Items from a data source

------------------------------------------------

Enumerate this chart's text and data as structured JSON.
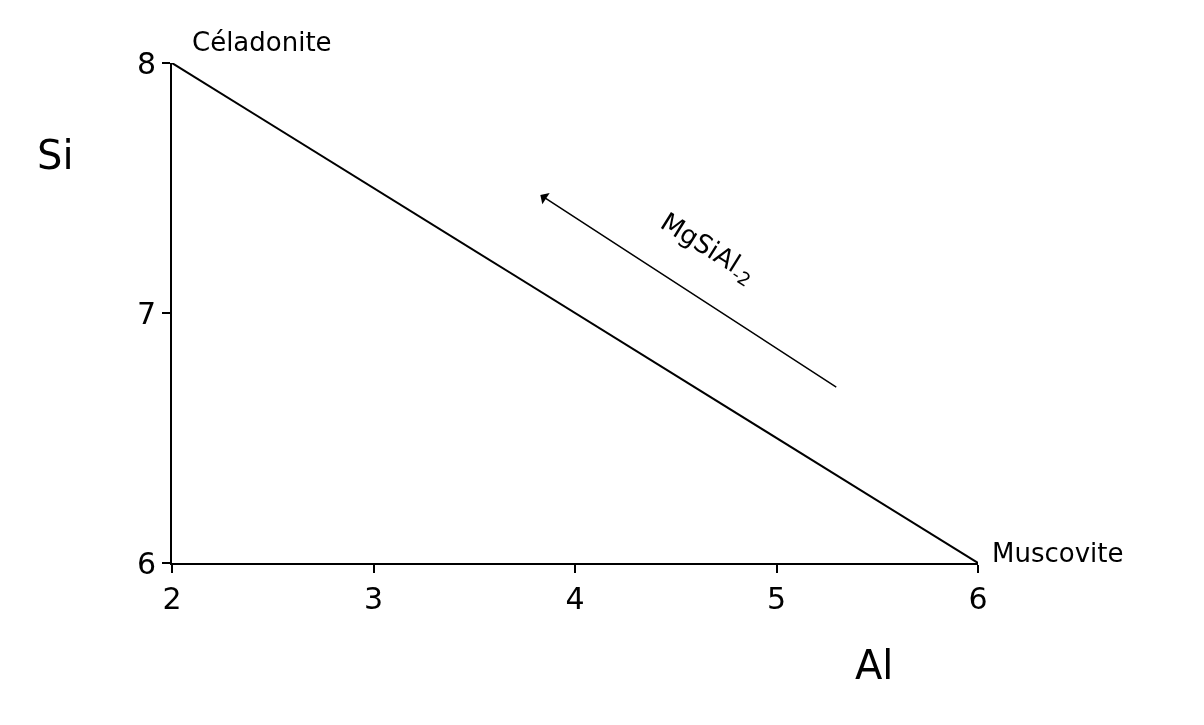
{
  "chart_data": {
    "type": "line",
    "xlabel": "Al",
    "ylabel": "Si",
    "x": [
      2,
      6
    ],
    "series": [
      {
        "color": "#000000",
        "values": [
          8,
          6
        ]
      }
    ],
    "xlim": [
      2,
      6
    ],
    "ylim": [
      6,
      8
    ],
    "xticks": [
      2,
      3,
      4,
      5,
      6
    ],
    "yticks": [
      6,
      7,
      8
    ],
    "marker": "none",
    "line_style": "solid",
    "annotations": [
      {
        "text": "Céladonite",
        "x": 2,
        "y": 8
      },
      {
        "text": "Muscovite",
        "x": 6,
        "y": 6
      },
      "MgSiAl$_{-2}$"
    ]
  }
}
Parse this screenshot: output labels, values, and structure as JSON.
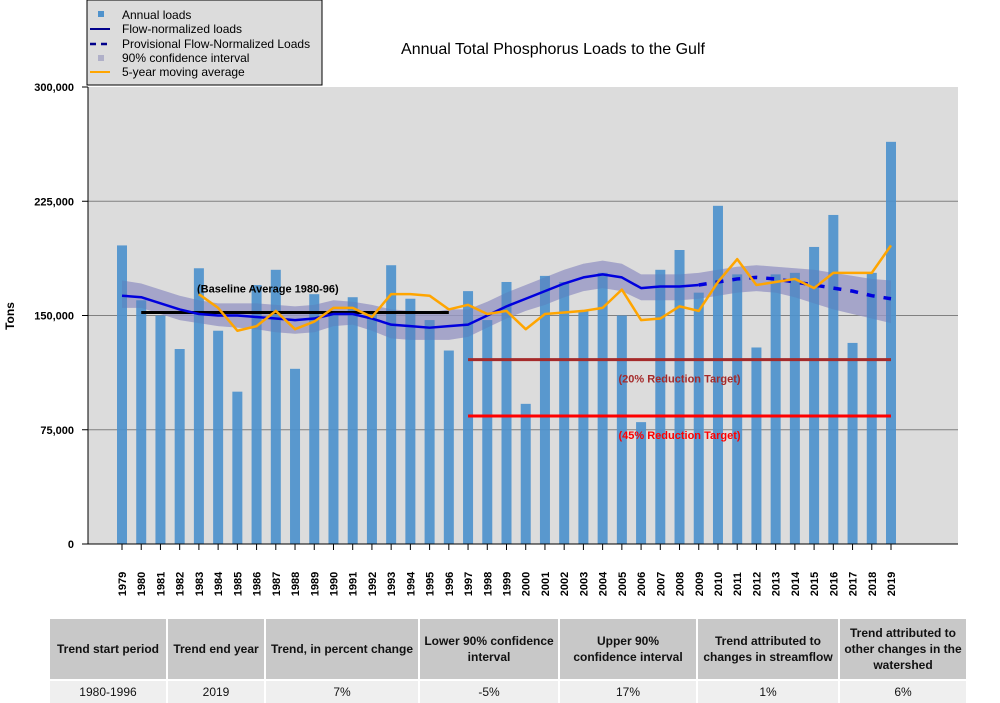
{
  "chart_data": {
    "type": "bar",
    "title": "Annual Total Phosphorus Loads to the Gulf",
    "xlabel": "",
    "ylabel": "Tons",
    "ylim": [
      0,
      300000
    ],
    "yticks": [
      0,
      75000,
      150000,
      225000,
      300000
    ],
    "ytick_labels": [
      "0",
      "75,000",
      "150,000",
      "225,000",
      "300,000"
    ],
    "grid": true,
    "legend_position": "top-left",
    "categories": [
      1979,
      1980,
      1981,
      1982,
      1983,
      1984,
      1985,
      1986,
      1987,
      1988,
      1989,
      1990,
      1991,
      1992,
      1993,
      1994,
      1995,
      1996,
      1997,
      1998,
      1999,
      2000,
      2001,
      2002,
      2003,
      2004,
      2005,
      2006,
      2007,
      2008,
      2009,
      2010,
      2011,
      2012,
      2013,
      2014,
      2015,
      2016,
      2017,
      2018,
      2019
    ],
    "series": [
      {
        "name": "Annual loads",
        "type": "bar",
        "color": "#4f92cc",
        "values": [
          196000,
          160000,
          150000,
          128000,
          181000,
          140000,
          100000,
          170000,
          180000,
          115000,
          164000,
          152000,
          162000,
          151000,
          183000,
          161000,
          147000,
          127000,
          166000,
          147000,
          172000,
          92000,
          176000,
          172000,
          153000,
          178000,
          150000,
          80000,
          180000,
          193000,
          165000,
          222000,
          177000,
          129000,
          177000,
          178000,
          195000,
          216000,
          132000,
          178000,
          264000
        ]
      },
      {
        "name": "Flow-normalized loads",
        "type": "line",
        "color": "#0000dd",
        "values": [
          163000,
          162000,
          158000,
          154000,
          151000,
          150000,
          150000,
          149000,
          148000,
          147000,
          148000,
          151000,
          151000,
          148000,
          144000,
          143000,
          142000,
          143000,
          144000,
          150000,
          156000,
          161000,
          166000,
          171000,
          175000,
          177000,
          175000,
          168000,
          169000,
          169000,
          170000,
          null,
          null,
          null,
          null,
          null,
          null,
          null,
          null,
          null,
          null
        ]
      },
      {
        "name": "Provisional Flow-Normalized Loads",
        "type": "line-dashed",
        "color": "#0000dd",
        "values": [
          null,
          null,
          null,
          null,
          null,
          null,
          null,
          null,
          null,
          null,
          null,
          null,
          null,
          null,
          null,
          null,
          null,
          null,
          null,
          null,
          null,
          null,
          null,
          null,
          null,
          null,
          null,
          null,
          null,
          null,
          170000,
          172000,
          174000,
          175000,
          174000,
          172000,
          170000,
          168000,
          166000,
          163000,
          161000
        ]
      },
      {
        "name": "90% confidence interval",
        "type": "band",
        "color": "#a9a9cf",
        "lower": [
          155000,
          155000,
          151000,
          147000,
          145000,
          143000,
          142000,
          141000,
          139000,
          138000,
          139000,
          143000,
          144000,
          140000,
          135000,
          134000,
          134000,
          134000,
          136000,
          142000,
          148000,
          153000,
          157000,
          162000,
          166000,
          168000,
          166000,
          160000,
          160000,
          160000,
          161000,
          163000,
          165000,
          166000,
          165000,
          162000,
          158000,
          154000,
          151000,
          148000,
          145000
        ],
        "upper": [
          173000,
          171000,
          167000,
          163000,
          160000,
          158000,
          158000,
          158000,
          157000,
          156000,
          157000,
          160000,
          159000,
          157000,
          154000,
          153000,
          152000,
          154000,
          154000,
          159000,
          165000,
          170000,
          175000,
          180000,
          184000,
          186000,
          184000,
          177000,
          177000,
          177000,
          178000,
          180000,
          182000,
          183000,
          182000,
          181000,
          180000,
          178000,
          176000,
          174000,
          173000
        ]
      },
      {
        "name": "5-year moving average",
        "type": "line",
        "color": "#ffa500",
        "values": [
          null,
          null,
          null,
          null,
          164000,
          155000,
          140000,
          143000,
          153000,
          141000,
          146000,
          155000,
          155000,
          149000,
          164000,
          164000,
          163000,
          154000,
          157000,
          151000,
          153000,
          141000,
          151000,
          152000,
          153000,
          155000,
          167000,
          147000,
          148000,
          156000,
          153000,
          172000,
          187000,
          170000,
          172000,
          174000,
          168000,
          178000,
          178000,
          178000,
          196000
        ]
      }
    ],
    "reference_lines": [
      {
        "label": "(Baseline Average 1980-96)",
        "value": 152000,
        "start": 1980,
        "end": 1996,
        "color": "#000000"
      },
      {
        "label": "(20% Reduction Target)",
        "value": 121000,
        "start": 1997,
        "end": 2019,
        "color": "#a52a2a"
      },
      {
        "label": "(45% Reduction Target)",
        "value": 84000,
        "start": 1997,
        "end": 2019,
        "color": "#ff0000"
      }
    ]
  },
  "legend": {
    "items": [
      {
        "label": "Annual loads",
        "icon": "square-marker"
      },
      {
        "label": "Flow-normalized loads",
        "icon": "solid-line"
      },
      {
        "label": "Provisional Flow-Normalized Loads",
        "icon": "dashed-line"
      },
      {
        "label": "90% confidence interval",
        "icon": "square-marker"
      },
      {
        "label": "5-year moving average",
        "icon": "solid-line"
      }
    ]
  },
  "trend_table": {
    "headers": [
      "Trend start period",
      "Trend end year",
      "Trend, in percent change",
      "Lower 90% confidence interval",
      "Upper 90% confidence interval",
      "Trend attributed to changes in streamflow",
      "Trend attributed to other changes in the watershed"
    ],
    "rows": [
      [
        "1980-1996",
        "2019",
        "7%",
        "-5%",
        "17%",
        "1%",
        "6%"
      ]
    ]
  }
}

------------------------------------------------

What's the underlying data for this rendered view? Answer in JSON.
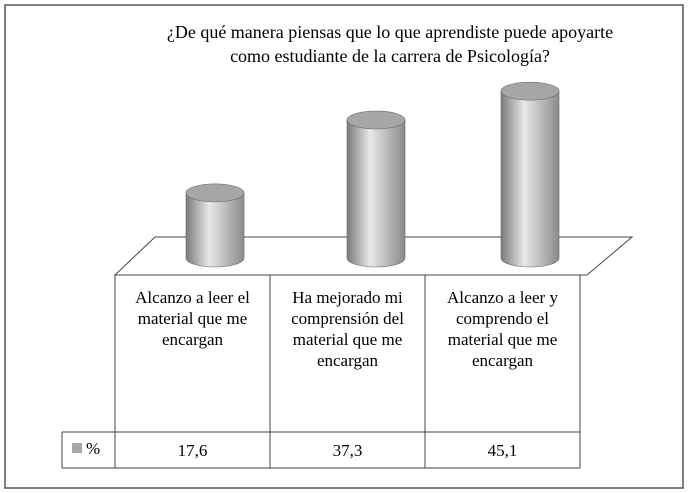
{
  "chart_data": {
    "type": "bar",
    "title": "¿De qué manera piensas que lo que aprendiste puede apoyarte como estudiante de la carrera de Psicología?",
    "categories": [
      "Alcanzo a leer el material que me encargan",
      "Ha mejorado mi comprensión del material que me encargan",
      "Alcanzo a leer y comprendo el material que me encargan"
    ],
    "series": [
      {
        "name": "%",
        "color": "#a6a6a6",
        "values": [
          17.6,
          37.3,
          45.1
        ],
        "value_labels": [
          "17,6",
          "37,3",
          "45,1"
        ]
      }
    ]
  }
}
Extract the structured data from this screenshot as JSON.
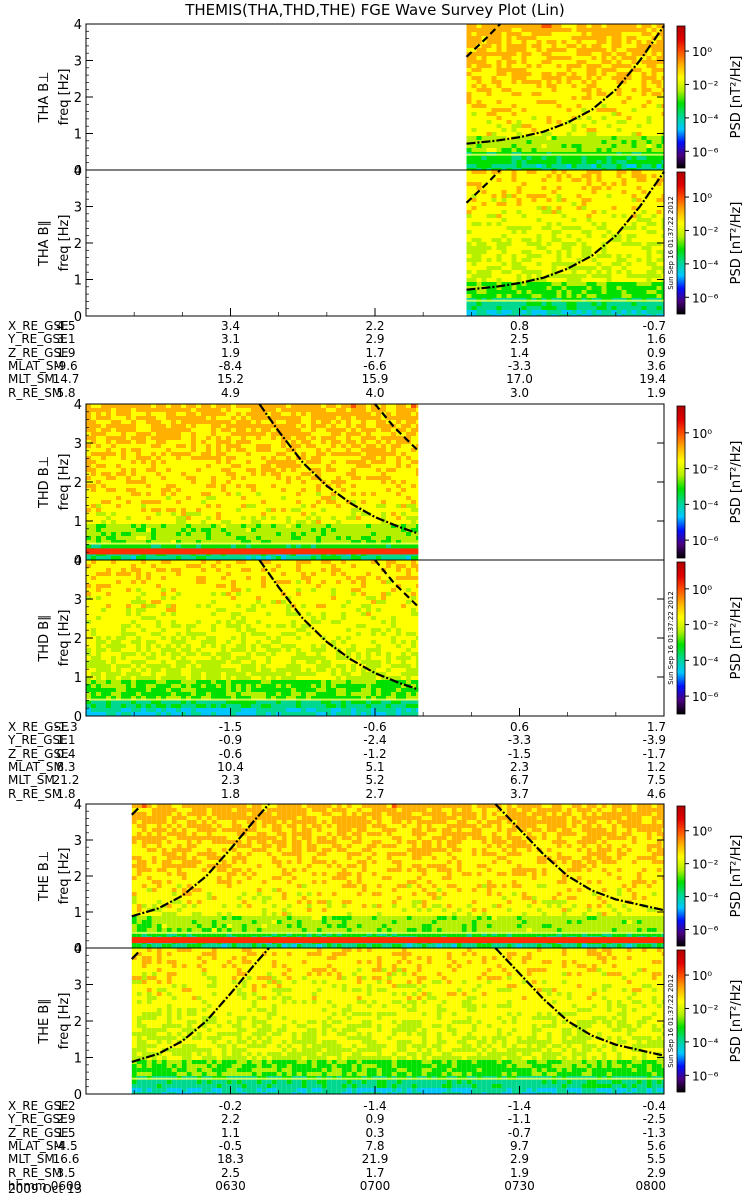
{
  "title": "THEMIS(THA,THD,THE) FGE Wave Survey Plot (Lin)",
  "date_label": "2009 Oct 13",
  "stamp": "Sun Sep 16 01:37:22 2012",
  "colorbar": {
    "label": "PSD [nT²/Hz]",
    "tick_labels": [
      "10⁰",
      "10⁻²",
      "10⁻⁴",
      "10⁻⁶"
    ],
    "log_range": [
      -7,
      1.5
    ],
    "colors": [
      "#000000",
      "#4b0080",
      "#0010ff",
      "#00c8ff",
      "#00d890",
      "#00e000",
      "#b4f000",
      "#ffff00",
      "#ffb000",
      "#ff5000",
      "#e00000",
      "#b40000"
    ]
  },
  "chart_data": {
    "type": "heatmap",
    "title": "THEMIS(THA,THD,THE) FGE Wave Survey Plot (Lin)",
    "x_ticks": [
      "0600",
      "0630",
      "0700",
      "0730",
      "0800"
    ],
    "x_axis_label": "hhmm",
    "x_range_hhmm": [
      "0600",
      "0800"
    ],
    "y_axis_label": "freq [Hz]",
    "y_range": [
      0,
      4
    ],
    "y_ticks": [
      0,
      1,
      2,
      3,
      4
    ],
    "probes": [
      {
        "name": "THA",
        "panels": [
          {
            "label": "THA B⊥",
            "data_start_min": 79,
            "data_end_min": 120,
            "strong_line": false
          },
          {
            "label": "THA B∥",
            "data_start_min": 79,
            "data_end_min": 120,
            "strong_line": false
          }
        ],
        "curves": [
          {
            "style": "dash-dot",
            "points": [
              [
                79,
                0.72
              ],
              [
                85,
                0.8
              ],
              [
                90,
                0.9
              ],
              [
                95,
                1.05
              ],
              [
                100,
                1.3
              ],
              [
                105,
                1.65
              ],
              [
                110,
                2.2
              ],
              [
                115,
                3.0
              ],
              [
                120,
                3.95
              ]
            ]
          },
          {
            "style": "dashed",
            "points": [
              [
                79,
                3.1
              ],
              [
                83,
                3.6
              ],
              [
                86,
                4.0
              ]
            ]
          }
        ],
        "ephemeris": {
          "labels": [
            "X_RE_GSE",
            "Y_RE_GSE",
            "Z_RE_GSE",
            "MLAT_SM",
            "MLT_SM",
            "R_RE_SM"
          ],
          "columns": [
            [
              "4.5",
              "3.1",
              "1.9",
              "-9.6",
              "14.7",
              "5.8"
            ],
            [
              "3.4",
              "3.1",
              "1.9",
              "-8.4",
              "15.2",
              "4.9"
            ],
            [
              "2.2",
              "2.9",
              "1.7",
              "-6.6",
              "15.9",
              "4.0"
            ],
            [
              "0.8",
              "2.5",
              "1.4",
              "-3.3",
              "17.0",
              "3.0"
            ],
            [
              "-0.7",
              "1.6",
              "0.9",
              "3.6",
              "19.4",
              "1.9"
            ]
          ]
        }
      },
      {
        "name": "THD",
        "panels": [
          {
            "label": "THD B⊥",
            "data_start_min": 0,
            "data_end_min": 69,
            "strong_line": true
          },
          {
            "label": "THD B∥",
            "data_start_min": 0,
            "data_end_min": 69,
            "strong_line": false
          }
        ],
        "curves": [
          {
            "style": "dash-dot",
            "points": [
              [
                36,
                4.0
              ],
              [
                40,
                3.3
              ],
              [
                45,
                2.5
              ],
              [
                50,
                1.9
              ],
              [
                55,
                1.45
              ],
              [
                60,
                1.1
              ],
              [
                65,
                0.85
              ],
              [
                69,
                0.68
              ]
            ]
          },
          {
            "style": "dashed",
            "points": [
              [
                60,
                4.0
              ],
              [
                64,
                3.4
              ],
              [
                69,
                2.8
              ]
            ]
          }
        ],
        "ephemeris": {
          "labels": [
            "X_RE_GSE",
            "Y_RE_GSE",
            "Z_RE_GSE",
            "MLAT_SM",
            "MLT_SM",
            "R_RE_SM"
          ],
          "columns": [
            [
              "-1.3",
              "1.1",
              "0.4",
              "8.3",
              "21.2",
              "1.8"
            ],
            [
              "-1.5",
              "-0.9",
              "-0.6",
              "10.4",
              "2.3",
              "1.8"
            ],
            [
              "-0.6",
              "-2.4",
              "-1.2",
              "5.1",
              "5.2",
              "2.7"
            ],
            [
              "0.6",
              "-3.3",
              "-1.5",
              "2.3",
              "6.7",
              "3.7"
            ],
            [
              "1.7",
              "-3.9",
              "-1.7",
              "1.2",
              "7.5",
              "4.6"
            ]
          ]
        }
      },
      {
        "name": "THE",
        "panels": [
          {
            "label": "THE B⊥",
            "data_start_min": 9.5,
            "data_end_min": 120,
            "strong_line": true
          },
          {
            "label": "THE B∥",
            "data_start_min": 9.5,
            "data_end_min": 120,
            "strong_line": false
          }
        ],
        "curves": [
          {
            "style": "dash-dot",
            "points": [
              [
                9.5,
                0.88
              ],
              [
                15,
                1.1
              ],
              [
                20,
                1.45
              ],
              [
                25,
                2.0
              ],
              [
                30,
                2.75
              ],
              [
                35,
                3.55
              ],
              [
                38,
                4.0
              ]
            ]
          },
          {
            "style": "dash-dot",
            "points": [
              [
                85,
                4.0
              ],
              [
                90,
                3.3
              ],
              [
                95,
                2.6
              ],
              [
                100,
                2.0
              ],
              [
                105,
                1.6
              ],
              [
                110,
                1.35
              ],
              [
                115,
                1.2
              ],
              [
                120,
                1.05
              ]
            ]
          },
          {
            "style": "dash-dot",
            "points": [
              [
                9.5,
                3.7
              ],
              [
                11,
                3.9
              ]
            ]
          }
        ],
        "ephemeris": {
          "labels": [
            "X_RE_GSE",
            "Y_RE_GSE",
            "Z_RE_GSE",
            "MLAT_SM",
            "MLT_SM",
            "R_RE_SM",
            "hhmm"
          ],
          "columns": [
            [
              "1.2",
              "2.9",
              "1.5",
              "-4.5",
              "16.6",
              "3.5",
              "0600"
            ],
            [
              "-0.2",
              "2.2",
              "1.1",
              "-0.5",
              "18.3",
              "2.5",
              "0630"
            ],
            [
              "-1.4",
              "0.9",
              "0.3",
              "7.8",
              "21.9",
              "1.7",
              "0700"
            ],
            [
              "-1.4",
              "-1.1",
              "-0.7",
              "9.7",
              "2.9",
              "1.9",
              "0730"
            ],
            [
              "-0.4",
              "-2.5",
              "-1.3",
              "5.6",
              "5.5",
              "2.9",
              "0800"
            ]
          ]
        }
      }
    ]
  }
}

------------------------------------------------

**JOB**:
Where a line contains "dashed", copy that line.

**THE ANSWER**:
        "type": "line-dashed",
        "icon": "dashed-line"
            "style": "dashed",
            "style": "dashed",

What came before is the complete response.